- [RECORDS SUPPLIED]:
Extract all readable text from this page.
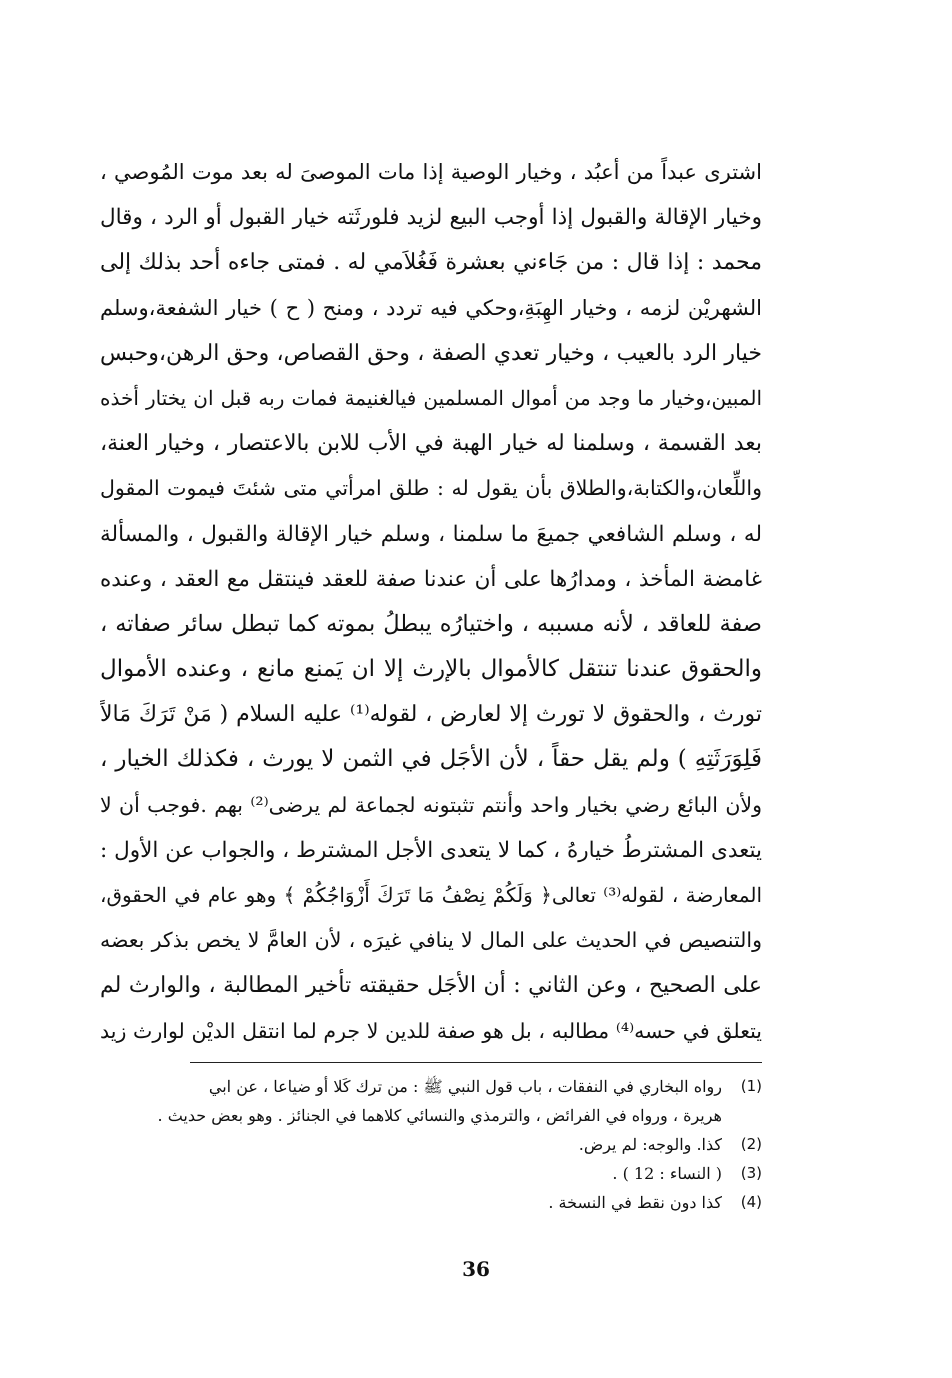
اشترى عبداً من أعبُد ، وخيار الوصية إذا مات الموصىَ له بعد موت المُوصي ،
وخيار الإقالة والقبول إذا أوجب البيع لزيد فلورثَته خيار القبول أو الرد ، وقال
محمد : إذا قال : من جَاءني بعشرة فَغُلاَمي له . فمتى جاءه أحد بذلك إلى
الشهريْن لزمه ، وخيار الهِبَةِ،وحكي فيه تردد ، ومنح ( ح ) خيار الشفعة،وسلم
خيار الرد بالعيب ، وخيار تعدي الصفة ، وحق القصاص، وحق الرهن،وحبس
المبين،وخيار ما وجد من أموال المسلمين فيالغنيمة فمات ربه قبل ان يختار أخذه
بعد القسمة ، وسلمنا له خيار الهبة في الأب للابن بالاعتصار ، وخيار العنة،
واللِّعان،والكتابة،والطلاق بأن يقول له : طلق امرأتي متى شئتَ فيموت المقول
له ، وسلم الشافعي جميعَ ما سلمنا ، وسلم خيار الإقالة والقبول ، والمسألة
غامضة المأخذ ، ومدارُها على أن عندنا صفة للعقد فينتقل مع العقد ، وعنده
صفة للعاقد ، لأنه مسببه ، واختيارُه يبطلُ بموته كما تبطل سائر صفاته ،
والحقوق عندنا تنتقل كالأموال بالإرث إلا ان يَمنع مانع ، وعنده الأموال
تورث ، والحقوق لا تورث إلا لعارض ، لقوله⁽¹⁾ عليه السلام ( مَنْ تَرَكَ مَالاً
فَلِوَرَثَتِهِ ) ولم يقل حقاً ، لأن الأجَل في الثمن لا يورث ، فكذلك الخيار ،
ولأن البائع رضي بخيار واحد وأنتم تثبتونه لجماعة لم يرضى⁽²⁾ بهم .فوجب أن لا
يتعدى المشترطُ خيارهُ ، كما لا يتعدى الأجل المشترط ، والجواب عن الأول :
المعارضة ، لقوله⁽³⁾ تعالى﴿ وَلَكُمْ نِصْفُ مَا تَرَكَ أَزْوَاجُكُمْ ﴾ وهو عام في الحقوق،
والتنصيص في الحديث على المال لا ينافي غيرَه ، لأن العامَّ لا يخص بذكر بعضه
على الصحيح ، وعن الثاني : أن الأجَل حقيقته تأخير المطالبة ، والوارث لم
يتعلق في حسه⁽⁴⁾ مطالبه ، بل هو صفة للدين لا جرم لما انتقل الديْن لوارث زيد
(1)
رواه البخاري في النفقات ، باب قول النبي ﷺ : من ترك كَلا أو ضياعا ، عن ابي
هريرة ، ورواه في الفرائض ، والترمذي والنسائي كلاهما في الجنائز . وهو بعض حديث .
(2)
كذا. والوجه: لم يرض.
(3)
( النساء : 12 ) .
(4)
كذا دون نقط في النسخة .
36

- [WHAT YOU ARE ASKED TO DO]:
Reproduce the entries exactly. Do not carry over any picture.

- [SOLUTION TO THIS PROBLEM]:
Extract all readable text from this page.
اشترى عبداً من أعبُد ، وخيار الوصية إذا مات الموصىَ له بعد موت المُوصي ،
وخيار الإقالة والقبول إذا أوجب البيع لزيد فلورثَته خيار القبول أو الرد ، وقال
محمد : إذا قال : من جَاءني بعشرة فَغُلاَمي له . فمتى جاءه أحد بذلك إلى
الشهريْن لزمه ، وخيار الهِبَةِ،وحكي فيه تردد ، ومنح ( ح ) خيار الشفعة،وسلم
خيار الرد بالعيب ، وخيار تعدي الصفة ، وحق القصاص، وحق الرهن،وحبس
المبين،وخيار ما وجد من أموال المسلمين فيالغنيمة فمات ربه قبل ان يختار أخذه
بعد القسمة ، وسلمنا له خيار الهبة في الأب للابن بالاعتصار ، وخيار العنة،
واللِّعان،والكتابة،والطلاق بأن يقول له : طلق امرأتي متى شئتَ فيموت المقول
له ، وسلم الشافعي جميعَ ما سلمنا ، وسلم خيار الإقالة والقبول ، والمسألة
غامضة المأخذ ، ومدارُها على أن عندنا صفة للعقد فينتقل مع العقد ، وعنده
صفة للعاقد ، لأنه مسببه ، واختيارُه يبطلُ بموته كما تبطل سائر صفاته ،
والحقوق عندنا تنتقل كالأموال بالإرث إلا ان يَمنع مانع ، وعنده الأموال
تورث ، والحقوق لا تورث إلا لعارض ، لقوله⁽¹⁾ عليه السلام ( مَنْ تَرَكَ مَالاً
فَلِوَرَثَتِهِ ) ولم يقل حقاً ، لأن الأجَل في الثمن لا يورث ، فكذلك الخيار ،
ولأن البائع رضي بخيار واحد وأنتم تثبتونه لجماعة لم يرضى⁽²⁾ بهم .فوجب أن لا
يتعدى المشترطُ خيارهُ ، كما لا يتعدى الأجل المشترط ، والجواب عن الأول :
المعارضة ، لقوله⁽³⁾ تعالى﴿ وَلَكُمْ نِصْفُ مَا تَرَكَ أَزْوَاجُكُمْ ﴾ وهو عام في الحقوق،
والتنصيص في الحديث على المال لا ينافي غيرَه ، لأن العامَّ لا يخص بذكر بعضه
على الصحيح ، وعن الثاني : أن الأجَل حقيقته تأخير المطالبة ، والوارث لم
يتعلق في حسه⁽⁴⁾ مطالبه ، بل هو صفة للدين لا جرم لما انتقل الديْن لوارث زيد
(1)
رواه البخاري في النفقات ، باب قول النبي ﷺ : من ترك كَلا أو ضياعا ، عن ابي
هريرة ، ورواه في الفرائض ، والترمذي والنسائي كلاهما في الجنائز . وهو بعض حديث .
(2)
كذا. والوجه: لم يرض.
(3)
( النساء : 12 ) .
(4)
كذا دون نقط في النسخة .
36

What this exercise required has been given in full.